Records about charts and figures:
=-=-=

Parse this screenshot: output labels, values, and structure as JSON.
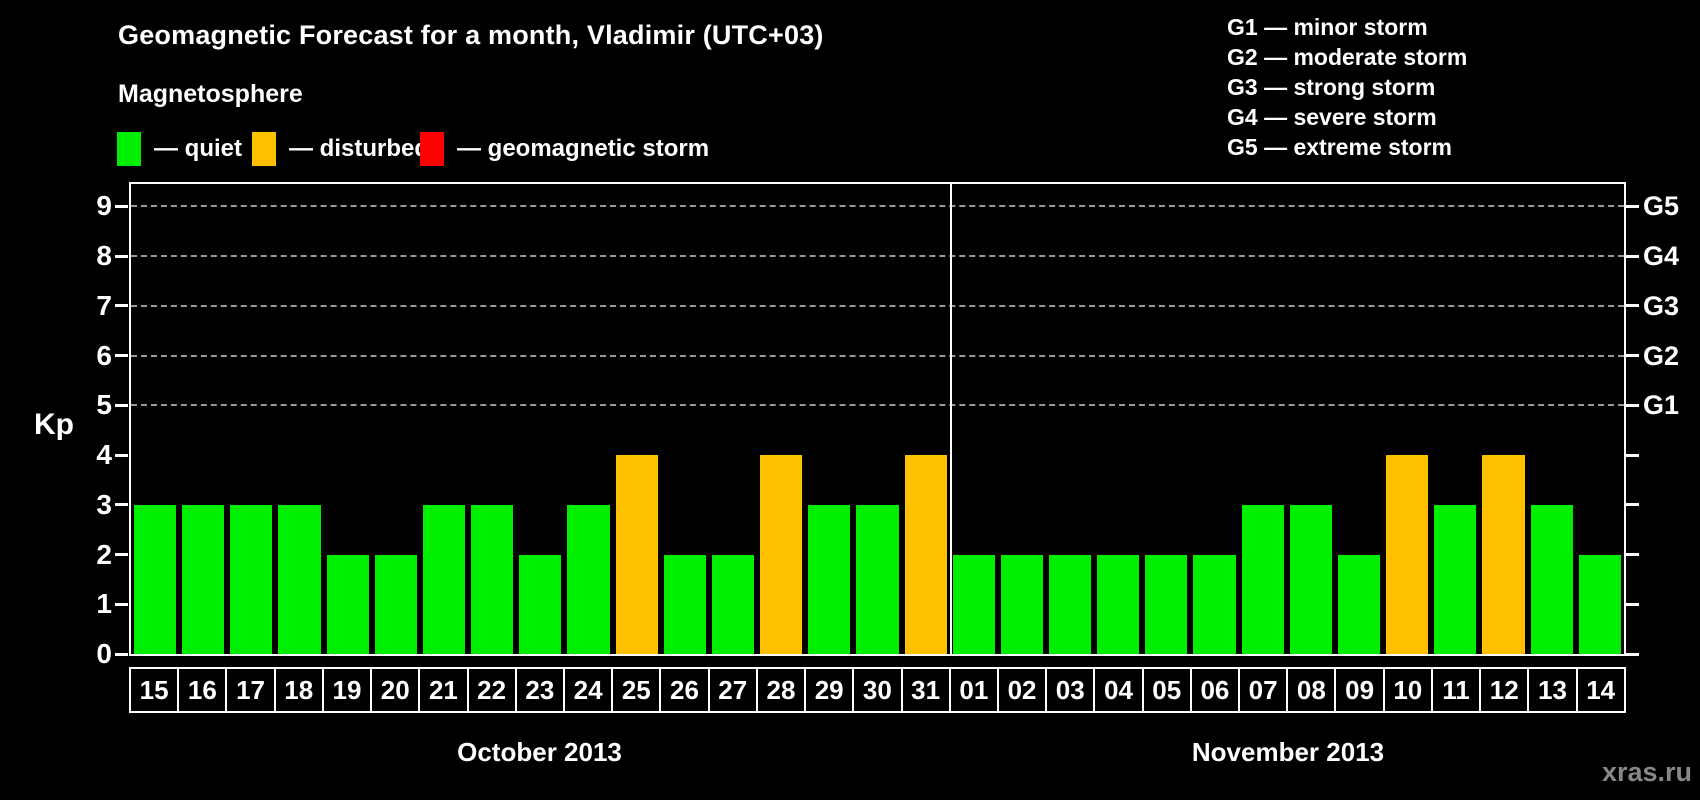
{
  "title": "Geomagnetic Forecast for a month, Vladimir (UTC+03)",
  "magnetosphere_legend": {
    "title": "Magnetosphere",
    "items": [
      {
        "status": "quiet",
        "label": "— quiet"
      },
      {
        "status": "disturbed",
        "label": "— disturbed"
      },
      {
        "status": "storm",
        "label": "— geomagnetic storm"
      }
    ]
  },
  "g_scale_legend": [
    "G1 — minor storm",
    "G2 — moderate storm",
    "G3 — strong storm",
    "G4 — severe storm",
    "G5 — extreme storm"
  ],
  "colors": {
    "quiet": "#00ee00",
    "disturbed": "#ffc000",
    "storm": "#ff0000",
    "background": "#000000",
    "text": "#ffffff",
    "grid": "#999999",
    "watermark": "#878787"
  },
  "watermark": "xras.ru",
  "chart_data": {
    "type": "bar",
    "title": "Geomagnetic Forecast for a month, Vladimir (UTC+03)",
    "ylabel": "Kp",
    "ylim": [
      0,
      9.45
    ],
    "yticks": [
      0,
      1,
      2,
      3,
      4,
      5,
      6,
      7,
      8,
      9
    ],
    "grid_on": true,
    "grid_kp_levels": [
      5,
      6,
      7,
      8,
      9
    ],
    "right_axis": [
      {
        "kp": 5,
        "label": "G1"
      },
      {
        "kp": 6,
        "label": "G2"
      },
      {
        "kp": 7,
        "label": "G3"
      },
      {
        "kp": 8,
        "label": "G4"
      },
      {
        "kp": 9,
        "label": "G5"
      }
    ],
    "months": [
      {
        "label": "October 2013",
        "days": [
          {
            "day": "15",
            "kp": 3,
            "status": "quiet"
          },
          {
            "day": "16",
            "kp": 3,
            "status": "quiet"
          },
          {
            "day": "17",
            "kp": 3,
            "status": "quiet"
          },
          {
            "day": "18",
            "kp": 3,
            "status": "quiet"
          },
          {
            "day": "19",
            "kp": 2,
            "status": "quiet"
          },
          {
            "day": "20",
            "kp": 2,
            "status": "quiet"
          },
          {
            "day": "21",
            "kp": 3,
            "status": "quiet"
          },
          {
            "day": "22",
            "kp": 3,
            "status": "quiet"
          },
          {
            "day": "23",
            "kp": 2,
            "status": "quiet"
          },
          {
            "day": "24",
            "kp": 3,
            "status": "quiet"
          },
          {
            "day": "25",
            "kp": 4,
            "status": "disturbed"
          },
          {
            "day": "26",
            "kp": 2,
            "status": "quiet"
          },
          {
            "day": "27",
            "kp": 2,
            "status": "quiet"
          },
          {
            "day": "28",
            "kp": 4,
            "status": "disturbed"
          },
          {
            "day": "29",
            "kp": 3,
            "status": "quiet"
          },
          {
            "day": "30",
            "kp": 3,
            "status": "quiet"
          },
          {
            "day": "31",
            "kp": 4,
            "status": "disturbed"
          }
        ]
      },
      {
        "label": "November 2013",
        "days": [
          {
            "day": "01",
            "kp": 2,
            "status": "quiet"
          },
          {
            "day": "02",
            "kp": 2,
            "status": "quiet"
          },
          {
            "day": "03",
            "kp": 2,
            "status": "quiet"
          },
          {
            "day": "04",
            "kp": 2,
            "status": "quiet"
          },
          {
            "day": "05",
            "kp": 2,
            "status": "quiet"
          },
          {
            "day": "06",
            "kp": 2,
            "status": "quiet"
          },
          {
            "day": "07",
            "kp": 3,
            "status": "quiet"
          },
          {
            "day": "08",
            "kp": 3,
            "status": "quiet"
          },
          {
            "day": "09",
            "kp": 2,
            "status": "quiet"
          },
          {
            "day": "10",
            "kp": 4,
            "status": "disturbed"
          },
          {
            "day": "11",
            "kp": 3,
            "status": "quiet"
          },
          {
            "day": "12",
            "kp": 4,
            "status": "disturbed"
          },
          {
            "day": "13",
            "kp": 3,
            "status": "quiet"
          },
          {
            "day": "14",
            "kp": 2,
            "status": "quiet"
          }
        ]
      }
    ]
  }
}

=-=-=

▶ WHAT YOU ARE ASKED TO DO
Take the data above and repeat it exactly, leaving each picture out.

▶ EXERCISE SOLUTION
Parse this screenshot: output labels, values, and structure as JSON.
{
  "title": "Geomagnetic Forecast for a month, Vladimir (UTC+03)",
  "magnetosphere_legend": {
    "title": "Magnetosphere",
    "items": [
      {
        "status": "quiet",
        "label": "— quiet"
      },
      {
        "status": "disturbed",
        "label": "— disturbed"
      },
      {
        "status": "storm",
        "label": "— geomagnetic storm"
      }
    ]
  },
  "g_scale_legend": [
    "G1 — minor storm",
    "G2 — moderate storm",
    "G3 — strong storm",
    "G4 — severe storm",
    "G5 — extreme storm"
  ],
  "colors": {
    "quiet": "#00ee00",
    "disturbed": "#ffc000",
    "storm": "#ff0000",
    "background": "#000000",
    "text": "#ffffff",
    "grid": "#999999",
    "watermark": "#878787"
  },
  "watermark": "xras.ru",
  "chart_data": {
    "type": "bar",
    "title": "Geomagnetic Forecast for a month, Vladimir (UTC+03)",
    "ylabel": "Kp",
    "ylim": [
      0,
      9.45
    ],
    "yticks": [
      0,
      1,
      2,
      3,
      4,
      5,
      6,
      7,
      8,
      9
    ],
    "grid_on": true,
    "grid_kp_levels": [
      5,
      6,
      7,
      8,
      9
    ],
    "right_axis": [
      {
        "kp": 5,
        "label": "G1"
      },
      {
        "kp": 6,
        "label": "G2"
      },
      {
        "kp": 7,
        "label": "G3"
      },
      {
        "kp": 8,
        "label": "G4"
      },
      {
        "kp": 9,
        "label": "G5"
      }
    ],
    "months": [
      {
        "label": "October 2013",
        "days": [
          {
            "day": "15",
            "kp": 3,
            "status": "quiet"
          },
          {
            "day": "16",
            "kp": 3,
            "status": "quiet"
          },
          {
            "day": "17",
            "kp": 3,
            "status": "quiet"
          },
          {
            "day": "18",
            "kp": 3,
            "status": "quiet"
          },
          {
            "day": "19",
            "kp": 2,
            "status": "quiet"
          },
          {
            "day": "20",
            "kp": 2,
            "status": "quiet"
          },
          {
            "day": "21",
            "kp": 3,
            "status": "quiet"
          },
          {
            "day": "22",
            "kp": 3,
            "status": "quiet"
          },
          {
            "day": "23",
            "kp": 2,
            "status": "quiet"
          },
          {
            "day": "24",
            "kp": 3,
            "status": "quiet"
          },
          {
            "day": "25",
            "kp": 4,
            "status": "disturbed"
          },
          {
            "day": "26",
            "kp": 2,
            "status": "quiet"
          },
          {
            "day": "27",
            "kp": 2,
            "status": "quiet"
          },
          {
            "day": "28",
            "kp": 4,
            "status": "disturbed"
          },
          {
            "day": "29",
            "kp": 3,
            "status": "quiet"
          },
          {
            "day": "30",
            "kp": 3,
            "status": "quiet"
          },
          {
            "day": "31",
            "kp": 4,
            "status": "disturbed"
          }
        ]
      },
      {
        "label": "November 2013",
        "days": [
          {
            "day": "01",
            "kp": 2,
            "status": "quiet"
          },
          {
            "day": "02",
            "kp": 2,
            "status": "quiet"
          },
          {
            "day": "03",
            "kp": 2,
            "status": "quiet"
          },
          {
            "day": "04",
            "kp": 2,
            "status": "quiet"
          },
          {
            "day": "05",
            "kp": 2,
            "status": "quiet"
          },
          {
            "day": "06",
            "kp": 2,
            "status": "quiet"
          },
          {
            "day": "07",
            "kp": 3,
            "status": "quiet"
          },
          {
            "day": "08",
            "kp": 3,
            "status": "quiet"
          },
          {
            "day": "09",
            "kp": 2,
            "status": "quiet"
          },
          {
            "day": "10",
            "kp": 4,
            "status": "disturbed"
          },
          {
            "day": "11",
            "kp": 3,
            "status": "quiet"
          },
          {
            "day": "12",
            "kp": 4,
            "status": "disturbed"
          },
          {
            "day": "13",
            "kp": 3,
            "status": "quiet"
          },
          {
            "day": "14",
            "kp": 2,
            "status": "quiet"
          }
        ]
      }
    ]
  }
}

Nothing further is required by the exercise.